Set task: Scan the material below for lines with the word "name" and report how many there are, with nothing added.

Figure collection entries
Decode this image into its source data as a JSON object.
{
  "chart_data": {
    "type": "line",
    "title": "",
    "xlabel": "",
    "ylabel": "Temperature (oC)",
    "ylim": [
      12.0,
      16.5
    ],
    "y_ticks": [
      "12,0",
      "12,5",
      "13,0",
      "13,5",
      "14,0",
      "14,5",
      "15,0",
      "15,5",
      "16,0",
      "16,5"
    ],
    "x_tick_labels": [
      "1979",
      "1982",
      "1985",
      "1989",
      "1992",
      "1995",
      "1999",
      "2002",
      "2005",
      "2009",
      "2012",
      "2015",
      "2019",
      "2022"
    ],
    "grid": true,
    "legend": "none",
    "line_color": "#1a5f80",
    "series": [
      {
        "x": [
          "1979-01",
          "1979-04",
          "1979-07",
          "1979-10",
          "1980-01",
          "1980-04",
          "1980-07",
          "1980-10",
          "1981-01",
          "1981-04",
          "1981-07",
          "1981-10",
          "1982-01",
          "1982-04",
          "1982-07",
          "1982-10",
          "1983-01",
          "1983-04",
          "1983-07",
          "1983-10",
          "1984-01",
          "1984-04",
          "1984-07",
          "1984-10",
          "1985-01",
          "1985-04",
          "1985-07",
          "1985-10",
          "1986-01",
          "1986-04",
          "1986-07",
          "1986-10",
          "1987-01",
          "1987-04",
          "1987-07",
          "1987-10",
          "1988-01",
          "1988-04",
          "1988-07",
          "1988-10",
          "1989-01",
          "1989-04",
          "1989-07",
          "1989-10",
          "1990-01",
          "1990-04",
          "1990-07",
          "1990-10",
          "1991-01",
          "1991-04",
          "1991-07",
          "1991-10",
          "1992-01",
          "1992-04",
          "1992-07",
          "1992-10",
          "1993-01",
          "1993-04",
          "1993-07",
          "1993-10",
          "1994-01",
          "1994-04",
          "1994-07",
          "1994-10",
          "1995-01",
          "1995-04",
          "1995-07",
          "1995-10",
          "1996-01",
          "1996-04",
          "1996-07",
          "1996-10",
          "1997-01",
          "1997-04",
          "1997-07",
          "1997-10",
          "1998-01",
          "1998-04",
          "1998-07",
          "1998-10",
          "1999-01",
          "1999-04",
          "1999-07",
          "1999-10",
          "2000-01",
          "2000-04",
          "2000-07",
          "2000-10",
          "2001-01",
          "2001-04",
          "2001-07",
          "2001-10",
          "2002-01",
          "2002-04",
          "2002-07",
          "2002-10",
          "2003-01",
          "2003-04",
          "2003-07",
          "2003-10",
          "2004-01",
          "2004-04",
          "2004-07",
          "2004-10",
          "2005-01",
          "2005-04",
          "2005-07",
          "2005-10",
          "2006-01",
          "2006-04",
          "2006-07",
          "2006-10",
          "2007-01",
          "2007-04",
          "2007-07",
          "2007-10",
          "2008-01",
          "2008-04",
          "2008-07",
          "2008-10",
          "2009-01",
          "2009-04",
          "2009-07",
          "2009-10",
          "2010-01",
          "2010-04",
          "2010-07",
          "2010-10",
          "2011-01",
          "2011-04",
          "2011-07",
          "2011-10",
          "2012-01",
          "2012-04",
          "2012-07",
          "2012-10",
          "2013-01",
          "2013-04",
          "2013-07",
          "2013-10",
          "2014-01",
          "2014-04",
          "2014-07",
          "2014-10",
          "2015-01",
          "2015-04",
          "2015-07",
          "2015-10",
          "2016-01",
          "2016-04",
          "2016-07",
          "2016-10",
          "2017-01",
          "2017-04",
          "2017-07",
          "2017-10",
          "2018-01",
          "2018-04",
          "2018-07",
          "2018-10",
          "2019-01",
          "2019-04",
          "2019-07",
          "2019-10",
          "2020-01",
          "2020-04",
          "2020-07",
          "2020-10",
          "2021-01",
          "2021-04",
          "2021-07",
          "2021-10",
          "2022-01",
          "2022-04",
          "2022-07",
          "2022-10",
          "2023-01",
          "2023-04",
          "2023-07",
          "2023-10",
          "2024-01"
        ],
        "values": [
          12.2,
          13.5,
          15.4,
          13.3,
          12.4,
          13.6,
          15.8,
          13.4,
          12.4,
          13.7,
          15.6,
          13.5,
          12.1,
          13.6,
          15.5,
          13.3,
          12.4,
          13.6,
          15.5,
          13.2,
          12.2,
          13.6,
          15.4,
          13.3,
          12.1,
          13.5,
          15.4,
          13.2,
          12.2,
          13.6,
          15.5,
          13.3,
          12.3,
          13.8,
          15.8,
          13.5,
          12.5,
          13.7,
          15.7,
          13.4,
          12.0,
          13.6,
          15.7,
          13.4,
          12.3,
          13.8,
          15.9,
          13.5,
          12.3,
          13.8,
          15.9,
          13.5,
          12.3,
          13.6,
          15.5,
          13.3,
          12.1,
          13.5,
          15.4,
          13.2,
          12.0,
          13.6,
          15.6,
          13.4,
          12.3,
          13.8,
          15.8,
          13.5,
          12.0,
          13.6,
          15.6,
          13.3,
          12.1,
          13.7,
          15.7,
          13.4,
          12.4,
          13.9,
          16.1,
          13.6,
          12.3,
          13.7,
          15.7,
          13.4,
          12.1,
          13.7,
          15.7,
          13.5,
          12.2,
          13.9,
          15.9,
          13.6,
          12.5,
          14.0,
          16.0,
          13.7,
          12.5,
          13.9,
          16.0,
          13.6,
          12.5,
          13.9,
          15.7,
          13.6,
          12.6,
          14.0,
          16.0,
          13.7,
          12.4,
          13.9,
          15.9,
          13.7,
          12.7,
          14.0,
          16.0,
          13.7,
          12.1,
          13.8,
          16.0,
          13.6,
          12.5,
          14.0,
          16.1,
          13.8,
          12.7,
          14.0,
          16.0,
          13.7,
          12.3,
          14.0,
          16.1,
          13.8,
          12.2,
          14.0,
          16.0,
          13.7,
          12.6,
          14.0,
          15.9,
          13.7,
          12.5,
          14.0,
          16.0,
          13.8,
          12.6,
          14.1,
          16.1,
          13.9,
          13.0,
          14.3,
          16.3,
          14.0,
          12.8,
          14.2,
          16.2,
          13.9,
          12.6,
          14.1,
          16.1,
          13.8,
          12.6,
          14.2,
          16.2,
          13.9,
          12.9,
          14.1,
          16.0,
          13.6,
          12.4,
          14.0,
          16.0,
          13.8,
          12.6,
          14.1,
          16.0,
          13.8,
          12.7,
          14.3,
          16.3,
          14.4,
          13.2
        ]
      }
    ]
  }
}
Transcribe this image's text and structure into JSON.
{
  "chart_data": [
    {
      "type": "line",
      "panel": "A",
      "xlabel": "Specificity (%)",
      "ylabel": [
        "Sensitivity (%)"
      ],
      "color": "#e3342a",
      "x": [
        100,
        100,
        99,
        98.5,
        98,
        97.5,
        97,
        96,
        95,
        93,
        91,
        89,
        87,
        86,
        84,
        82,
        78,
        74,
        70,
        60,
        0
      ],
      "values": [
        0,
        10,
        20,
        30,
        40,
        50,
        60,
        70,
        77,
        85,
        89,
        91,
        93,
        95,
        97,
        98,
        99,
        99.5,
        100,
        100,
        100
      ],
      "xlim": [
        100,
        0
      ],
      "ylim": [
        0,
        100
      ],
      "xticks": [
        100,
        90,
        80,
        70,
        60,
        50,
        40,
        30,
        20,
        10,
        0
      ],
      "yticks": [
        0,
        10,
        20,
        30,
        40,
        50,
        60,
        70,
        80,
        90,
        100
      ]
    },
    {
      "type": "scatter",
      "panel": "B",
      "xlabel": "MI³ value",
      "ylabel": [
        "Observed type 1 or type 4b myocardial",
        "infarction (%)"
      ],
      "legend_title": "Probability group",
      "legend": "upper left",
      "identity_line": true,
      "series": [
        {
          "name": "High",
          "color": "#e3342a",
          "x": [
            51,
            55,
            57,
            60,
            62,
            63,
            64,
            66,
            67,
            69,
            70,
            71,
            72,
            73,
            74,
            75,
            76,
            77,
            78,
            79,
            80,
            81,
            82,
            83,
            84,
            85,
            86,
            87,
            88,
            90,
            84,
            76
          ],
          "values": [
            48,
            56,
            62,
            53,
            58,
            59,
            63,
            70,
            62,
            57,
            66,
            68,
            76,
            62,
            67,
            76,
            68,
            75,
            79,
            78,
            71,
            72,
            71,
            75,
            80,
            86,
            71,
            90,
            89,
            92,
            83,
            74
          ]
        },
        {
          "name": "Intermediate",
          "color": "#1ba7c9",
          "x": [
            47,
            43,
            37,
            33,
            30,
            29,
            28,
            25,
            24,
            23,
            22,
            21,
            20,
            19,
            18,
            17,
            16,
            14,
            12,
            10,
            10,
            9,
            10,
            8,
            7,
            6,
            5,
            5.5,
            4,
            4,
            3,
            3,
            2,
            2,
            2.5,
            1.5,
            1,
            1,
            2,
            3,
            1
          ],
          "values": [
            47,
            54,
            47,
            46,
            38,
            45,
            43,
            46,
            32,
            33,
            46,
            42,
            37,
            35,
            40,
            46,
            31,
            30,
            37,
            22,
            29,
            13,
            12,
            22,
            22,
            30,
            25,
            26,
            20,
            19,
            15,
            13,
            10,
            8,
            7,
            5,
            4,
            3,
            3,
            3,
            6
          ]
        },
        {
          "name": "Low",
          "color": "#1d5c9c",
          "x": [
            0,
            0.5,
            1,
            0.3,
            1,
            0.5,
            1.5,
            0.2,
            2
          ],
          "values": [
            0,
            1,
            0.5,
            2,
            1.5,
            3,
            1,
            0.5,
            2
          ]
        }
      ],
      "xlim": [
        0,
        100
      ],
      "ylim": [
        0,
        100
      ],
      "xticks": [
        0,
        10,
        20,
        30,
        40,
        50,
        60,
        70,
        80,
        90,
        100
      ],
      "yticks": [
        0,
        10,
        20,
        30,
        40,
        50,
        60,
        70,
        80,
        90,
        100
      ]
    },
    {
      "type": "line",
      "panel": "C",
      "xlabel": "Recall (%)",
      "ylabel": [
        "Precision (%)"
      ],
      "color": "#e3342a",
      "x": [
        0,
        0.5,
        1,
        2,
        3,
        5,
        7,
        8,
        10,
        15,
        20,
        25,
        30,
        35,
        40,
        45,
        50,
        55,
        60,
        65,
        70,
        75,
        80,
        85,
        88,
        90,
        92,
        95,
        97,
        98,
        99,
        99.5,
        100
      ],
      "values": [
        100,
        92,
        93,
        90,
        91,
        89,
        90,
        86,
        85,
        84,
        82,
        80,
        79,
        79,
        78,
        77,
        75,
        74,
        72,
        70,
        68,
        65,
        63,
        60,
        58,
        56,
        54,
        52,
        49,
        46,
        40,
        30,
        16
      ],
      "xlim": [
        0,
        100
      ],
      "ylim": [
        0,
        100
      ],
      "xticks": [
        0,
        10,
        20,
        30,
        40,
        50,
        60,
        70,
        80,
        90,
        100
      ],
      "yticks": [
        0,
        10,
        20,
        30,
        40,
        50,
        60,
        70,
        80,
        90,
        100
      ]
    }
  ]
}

Solution for this task: 3